====== Records provided ======
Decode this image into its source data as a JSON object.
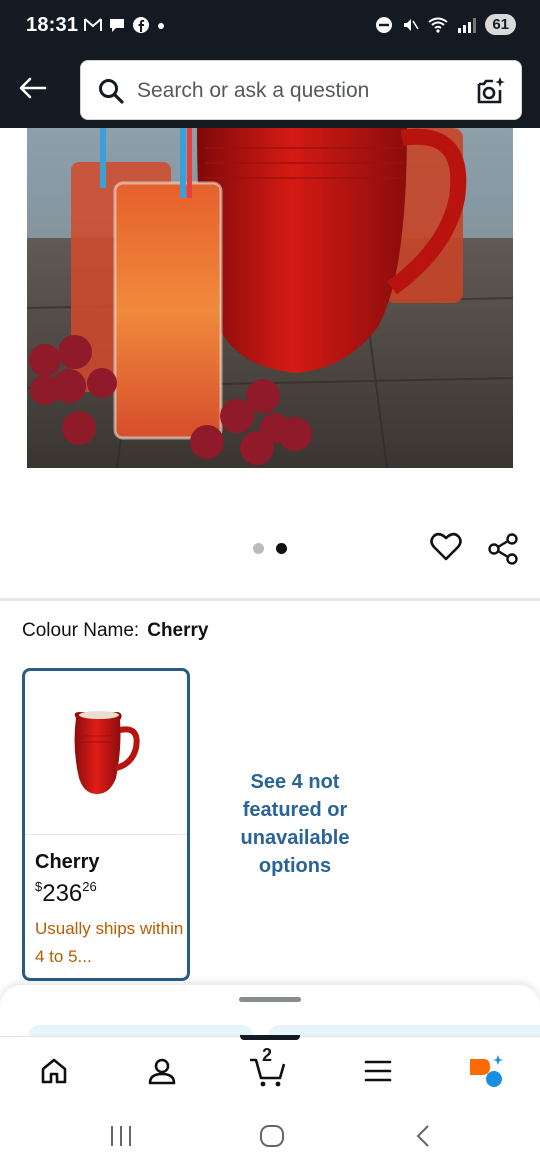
{
  "status_bar": {
    "time": "18:31",
    "battery": "61",
    "left_icons": [
      "gmail-icon",
      "chat-icon",
      "facebook-icon",
      "dot-icon"
    ],
    "right_icons": [
      "dnd-icon",
      "mute-icon",
      "wifi-icon",
      "signal-icon"
    ]
  },
  "header": {
    "search_placeholder": "Search or ask a question",
    "back_icon": "back-arrow-icon",
    "search_icon": "search-icon",
    "camera_icon": "camera-search-icon"
  },
  "carousel": {
    "total_images": 2,
    "active_index": 1
  },
  "colour": {
    "label": "Colour Name:",
    "value": "Cherry"
  },
  "variant": {
    "name": "Cherry",
    "currency": "$",
    "price_whole": "236",
    "price_fraction": "26",
    "shipping": "Usually ships within 4 to 5..."
  },
  "see_more": "See 4 not featured or unavailable options",
  "bottom_nav": {
    "items": [
      "home-icon",
      "account-icon",
      "cart-icon",
      "menu-icon",
      "rufus-icon"
    ],
    "cart_count": "2",
    "active": "cart"
  },
  "colors": {
    "header_bg": "#131a22",
    "accent_link": "#2a6496",
    "ship_text": "#b85c00",
    "selected_border": "#2a5b84"
  }
}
======
--- Goal ---
Write the records out once more, exactly as they appear, with no pictures.

--- Answer ---
Decode this image into its source data as a JSON object.
{
  "status_bar": {
    "time": "18:31",
    "battery": "61",
    "left_icons": [
      "gmail-icon",
      "chat-icon",
      "facebook-icon",
      "dot-icon"
    ],
    "right_icons": [
      "dnd-icon",
      "mute-icon",
      "wifi-icon",
      "signal-icon"
    ]
  },
  "header": {
    "search_placeholder": "Search or ask a question",
    "back_icon": "back-arrow-icon",
    "search_icon": "search-icon",
    "camera_icon": "camera-search-icon"
  },
  "carousel": {
    "total_images": 2,
    "active_index": 1
  },
  "colour": {
    "label": "Colour Name:",
    "value": "Cherry"
  },
  "variant": {
    "name": "Cherry",
    "currency": "$",
    "price_whole": "236",
    "price_fraction": "26",
    "shipping": "Usually ships within 4 to 5..."
  },
  "see_more": "See 4 not featured or unavailable options",
  "bottom_nav": {
    "items": [
      "home-icon",
      "account-icon",
      "cart-icon",
      "menu-icon",
      "rufus-icon"
    ],
    "cart_count": "2",
    "active": "cart"
  },
  "colors": {
    "header_bg": "#131a22",
    "accent_link": "#2a6496",
    "ship_text": "#b85c00",
    "selected_border": "#2a5b84"
  }
}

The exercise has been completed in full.